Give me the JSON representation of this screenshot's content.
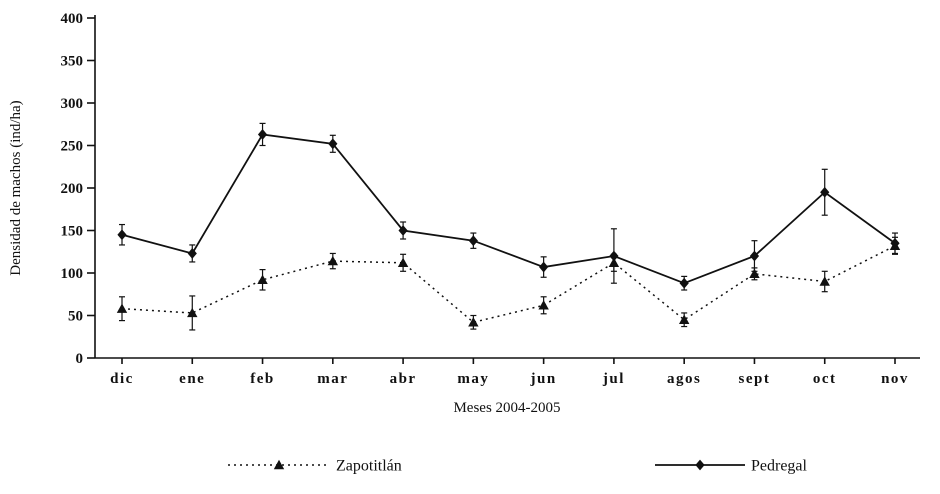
{
  "chart_data": {
    "type": "line",
    "title": "",
    "xlabel": "Meses 2004-2005",
    "ylabel": "Densidad de machos (ind/ha)",
    "ylim": [
      0,
      400
    ],
    "ytick_interval": 50,
    "grid": false,
    "legend_position": "bottom",
    "line_color": "#111111",
    "categories": [
      "dic",
      "ene",
      "feb",
      "mar",
      "abr",
      "may",
      "jun",
      "jul",
      "agos",
      "sept",
      "oct",
      "nov"
    ],
    "series": [
      {
        "name": "Zapotitlán",
        "marker": "triangle",
        "line": "dotted",
        "values": [
          58,
          53,
          92,
          114,
          112,
          42,
          62,
          112,
          45,
          99,
          90,
          132
        ],
        "errors": [
          14,
          20,
          12,
          9,
          10,
          8,
          10,
          10,
          8,
          7,
          12,
          10
        ]
      },
      {
        "name": "Pedregal",
        "marker": "diamond",
        "line": "solid",
        "values": [
          145,
          123,
          263,
          252,
          150,
          138,
          107,
          120,
          88,
          120,
          195,
          135
        ],
        "errors": [
          12,
          10,
          13,
          10,
          10,
          9,
          12,
          32,
          8,
          18,
          27,
          12
        ]
      }
    ]
  }
}
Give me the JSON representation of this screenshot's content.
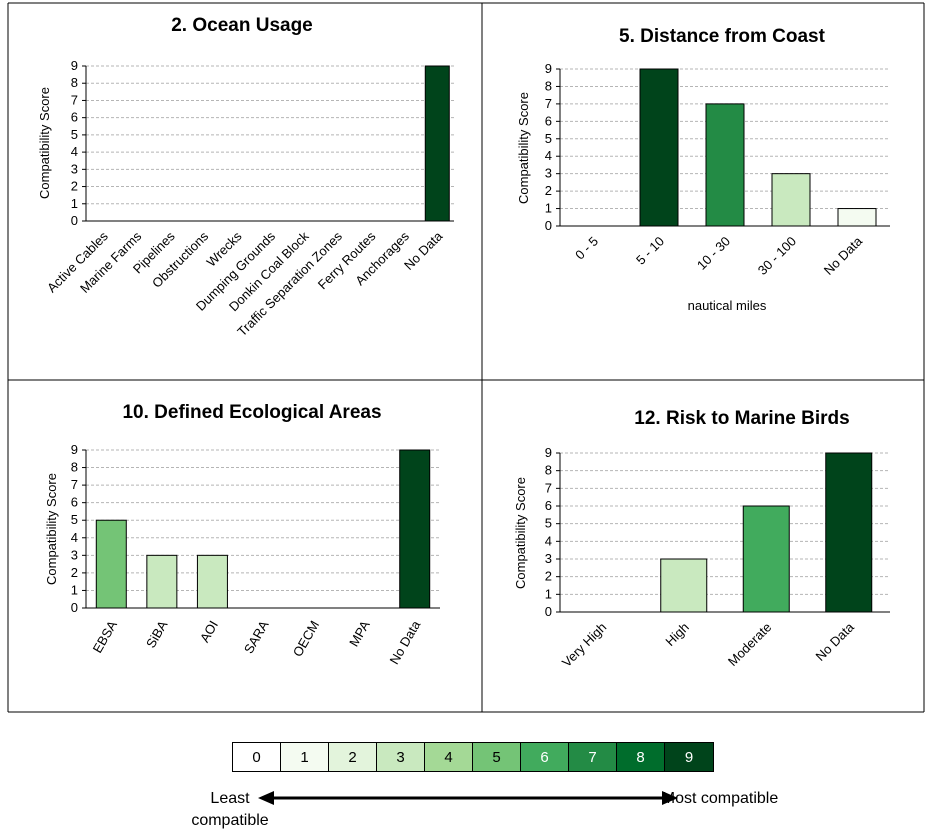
{
  "palette": {
    "0": "#ffffff",
    "1": "#f4fbf1",
    "2": "#e3f4dc",
    "3": "#c9e9bf",
    "4": "#a4d996",
    "5": "#74c476",
    "6": "#41ab5d",
    "7": "#238b45",
    "8": "#006d2c",
    "9": "#00441b"
  },
  "chart_data": [
    {
      "type": "bar",
      "title": "2. Ocean Usage",
      "xlabel": "",
      "ylabel": "Compatibility Score",
      "categories": [
        "Active Cables",
        "Marine Farms",
        "Pipelines",
        "Obstructions",
        "Wrecks",
        "Dumping Grounds",
        "Donkin Coal Block",
        "Traffic Separation Zones",
        "Ferry Routes",
        "Anchorages",
        "No Data"
      ],
      "values": [
        0,
        0,
        0,
        0,
        0,
        0,
        0,
        0,
        0,
        0,
        9
      ],
      "ylim": [
        0,
        9
      ],
      "yticks": [
        0,
        1,
        2,
        3,
        4,
        5,
        6,
        7,
        8,
        9
      ],
      "grid": "horizontal dashed"
    },
    {
      "type": "bar",
      "title": "5. Distance from Coast",
      "xlabel": "nautical miles",
      "ylabel": "Compatibility Score",
      "categories": [
        "0 - 5",
        "5 - 10",
        "10 - 30",
        "30 - 100",
        "No Data"
      ],
      "values": [
        0,
        9,
        7,
        3,
        1
      ],
      "ylim": [
        0,
        9
      ],
      "yticks": [
        0,
        1,
        2,
        3,
        4,
        5,
        6,
        7,
        8,
        9
      ],
      "grid": "horizontal dashed"
    },
    {
      "type": "bar",
      "title": "10. Defined Ecological Areas",
      "xlabel": "",
      "ylabel": "Compatibility Score",
      "categories": [
        "EBSA",
        "SiBA",
        "AOI",
        "SARA",
        "OECM",
        "MPA",
        "No Data"
      ],
      "values": [
        5,
        3,
        3,
        0,
        0,
        0,
        9
      ],
      "ylim": [
        0,
        9
      ],
      "yticks": [
        0,
        1,
        2,
        3,
        4,
        5,
        6,
        7,
        8,
        9
      ],
      "grid": "horizontal dashed"
    },
    {
      "type": "bar",
      "title": "12. Risk to Marine Birds",
      "xlabel": "",
      "ylabel": "Compatibility Score",
      "categories": [
        "Very High",
        "High",
        "Moderate",
        "No Data"
      ],
      "values": [
        0,
        3,
        6,
        9
      ],
      "ylim": [
        0,
        9
      ],
      "yticks": [
        0,
        1,
        2,
        3,
        4,
        5,
        6,
        7,
        8,
        9
      ],
      "grid": "horizontal dashed"
    }
  ],
  "legend": {
    "scores": [
      "0",
      "1",
      "2",
      "3",
      "4",
      "5",
      "6",
      "7",
      "8",
      "9"
    ],
    "least_label": "Least compatible",
    "most_label": "Most compatible"
  }
}
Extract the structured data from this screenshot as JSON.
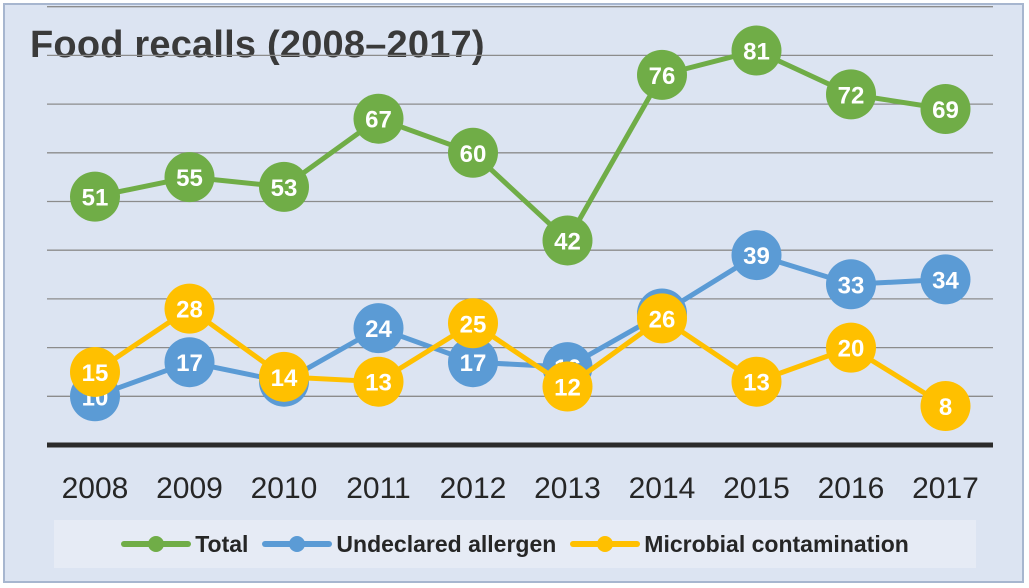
{
  "chart_data": {
    "type": "line",
    "title": "Food recalls (2008–2017)",
    "x": [
      "2008",
      "2009",
      "2010",
      "2011",
      "2012",
      "2013",
      "2014",
      "2015",
      "2016",
      "2017"
    ],
    "series": [
      {
        "name": "Total",
        "color": "#70ad47",
        "values": [
          51,
          55,
          53,
          67,
          60,
          42,
          76,
          81,
          72,
          69
        ]
      },
      {
        "name": "Undeclared allergen",
        "color": "#5b9bd5",
        "values": [
          10,
          17,
          13,
          24,
          17,
          16,
          27,
          39,
          33,
          34
        ]
      },
      {
        "name": "Microbial contamination",
        "color": "#ffc000",
        "values": [
          15,
          28,
          14,
          13,
          25,
          12,
          26,
          13,
          20,
          8
        ]
      }
    ],
    "ylim": [
      0,
      90
    ],
    "grid": true,
    "legend": "bottom"
  }
}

▸ **Exercise directions**:
Quote every record above exactly, leaving out any pictures.

▸ **Task answer**:
Give me the JSON representation of this screenshot's content.
{
  "chart_data": {
    "type": "line",
    "title": "",
    "xlabel": "Meses 2004-2005",
    "ylabel": "Densidad de machos (ind/ha)",
    "ylim": [
      0,
      400
    ],
    "ytick_interval": 50,
    "grid": false,
    "legend_position": "bottom",
    "line_color": "#111111",
    "categories": [
      "dic",
      "ene",
      "feb",
      "mar",
      "abr",
      "may",
      "jun",
      "jul",
      "agos",
      "sept",
      "oct",
      "nov"
    ],
    "series": [
      {
        "name": "Zapotitlán",
        "marker": "triangle",
        "line": "dotted",
        "values": [
          58,
          53,
          92,
          114,
          112,
          42,
          62,
          112,
          45,
          99,
          90,
          132
        ],
        "errors": [
          14,
          20,
          12,
          9,
          10,
          8,
          10,
          10,
          8,
          7,
          12,
          10
        ]
      },
      {
        "name": "Pedregal",
        "marker": "diamond",
        "line": "solid",
        "values": [
          145,
          123,
          263,
          252,
          150,
          138,
          107,
          120,
          88,
          120,
          195,
          135
        ],
        "errors": [
          12,
          10,
          13,
          10,
          10,
          9,
          12,
          32,
          8,
          18,
          27,
          12
        ]
      }
    ]
  }
}
Give me the JSON representation of this screenshot's content.
{
  "palette": {
    "0": "#ffffff",
    "1": "#f4fbf1",
    "2": "#e3f4dc",
    "3": "#c9e9bf",
    "4": "#a4d996",
    "5": "#74c476",
    "6": "#41ab5d",
    "7": "#238b45",
    "8": "#006d2c",
    "9": "#00441b"
  },
  "chart_data": [
    {
      "type": "bar",
      "title": "2. Ocean Usage",
      "xlabel": "",
      "ylabel": "Compatibility Score",
      "categories": [
        "Active Cables",
        "Marine Farms",
        "Pipelines",
        "Obstructions",
        "Wrecks",
        "Dumping Grounds",
        "Donkin Coal Block",
        "Traffic Separation Zones",
        "Ferry Routes",
        "Anchorages",
        "No Data"
      ],
      "values": [
        0,
        0,
        0,
        0,
        0,
        0,
        0,
        0,
        0,
        0,
        9
      ],
      "ylim": [
        0,
        9
      ],
      "yticks": [
        0,
        1,
        2,
        3,
        4,
        5,
        6,
        7,
        8,
        9
      ],
      "grid": "horizontal dashed"
    },
    {
      "type": "bar",
      "title": "5. Distance from Coast",
      "xlabel": "nautical miles",
      "ylabel": "Compatibility Score",
      "categories": [
        "0 - 5",
        "5 - 10",
        "10 - 30",
        "30 - 100",
        "No Data"
      ],
      "values": [
        0,
        9,
        7,
        3,
        1
      ],
      "ylim": [
        0,
        9
      ],
      "yticks": [
        0,
        1,
        2,
        3,
        4,
        5,
        6,
        7,
        8,
        9
      ],
      "grid": "horizontal dashed"
    },
    {
      "type": "bar",
      "title": "10. Defined Ecological Areas",
      "xlabel": "",
      "ylabel": "Compatibility Score",
      "categories": [
        "EBSA",
        "SiBA",
        "AOI",
        "SARA",
        "OECM",
        "MPA",
        "No Data"
      ],
      "values": [
        5,
        3,
        3,
        0,
        0,
        0,
        9
      ],
      "ylim": [
        0,
        9
      ],
      "yticks": [
        0,
        1,
        2,
        3,
        4,
        5,
        6,
        7,
        8,
        9
      ],
      "grid": "horizontal dashed"
    },
    {
      "type": "bar",
      "title": "12. Risk to Marine Birds",
      "xlabel": "",
      "ylabel": "Compatibility Score",
      "categories": [
        "Very High",
        "High",
        "Moderate",
        "No Data"
      ],
      "values": [
        0,
        3,
        6,
        9
      ],
      "ylim": [
        0,
        9
      ],
      "yticks": [
        0,
        1,
        2,
        3,
        4,
        5,
        6,
        7,
        8,
        9
      ],
      "grid": "horizontal dashed"
    }
  ],
  "legend": {
    "scores": [
      "0",
      "1",
      "2",
      "3",
      "4",
      "5",
      "6",
      "7",
      "8",
      "9"
    ],
    "least_label": "Least compatible",
    "most_label": "Most compatible"
  }
}
Extract the structured data from this screenshot as JSON.
{
  "chart_data": {
    "type": "line",
    "title": "Food recalls (2008–2017)",
    "x": [
      "2008",
      "2009",
      "2010",
      "2011",
      "2012",
      "2013",
      "2014",
      "2015",
      "2016",
      "2017"
    ],
    "series": [
      {
        "name": "Total",
        "color": "#70ad47",
        "values": [
          51,
          55,
          53,
          67,
          60,
          42,
          76,
          81,
          72,
          69
        ]
      },
      {
        "name": "Undeclared allergen",
        "color": "#5b9bd5",
        "values": [
          10,
          17,
          13,
          24,
          17,
          16,
          27,
          39,
          33,
          34
        ]
      },
      {
        "name": "Microbial contamination",
        "color": "#ffc000",
        "values": [
          15,
          28,
          14,
          13,
          25,
          12,
          26,
          13,
          20,
          8
        ]
      }
    ],
    "ylim": [
      0,
      90
    ],
    "grid": true,
    "legend": "bottom"
  }
}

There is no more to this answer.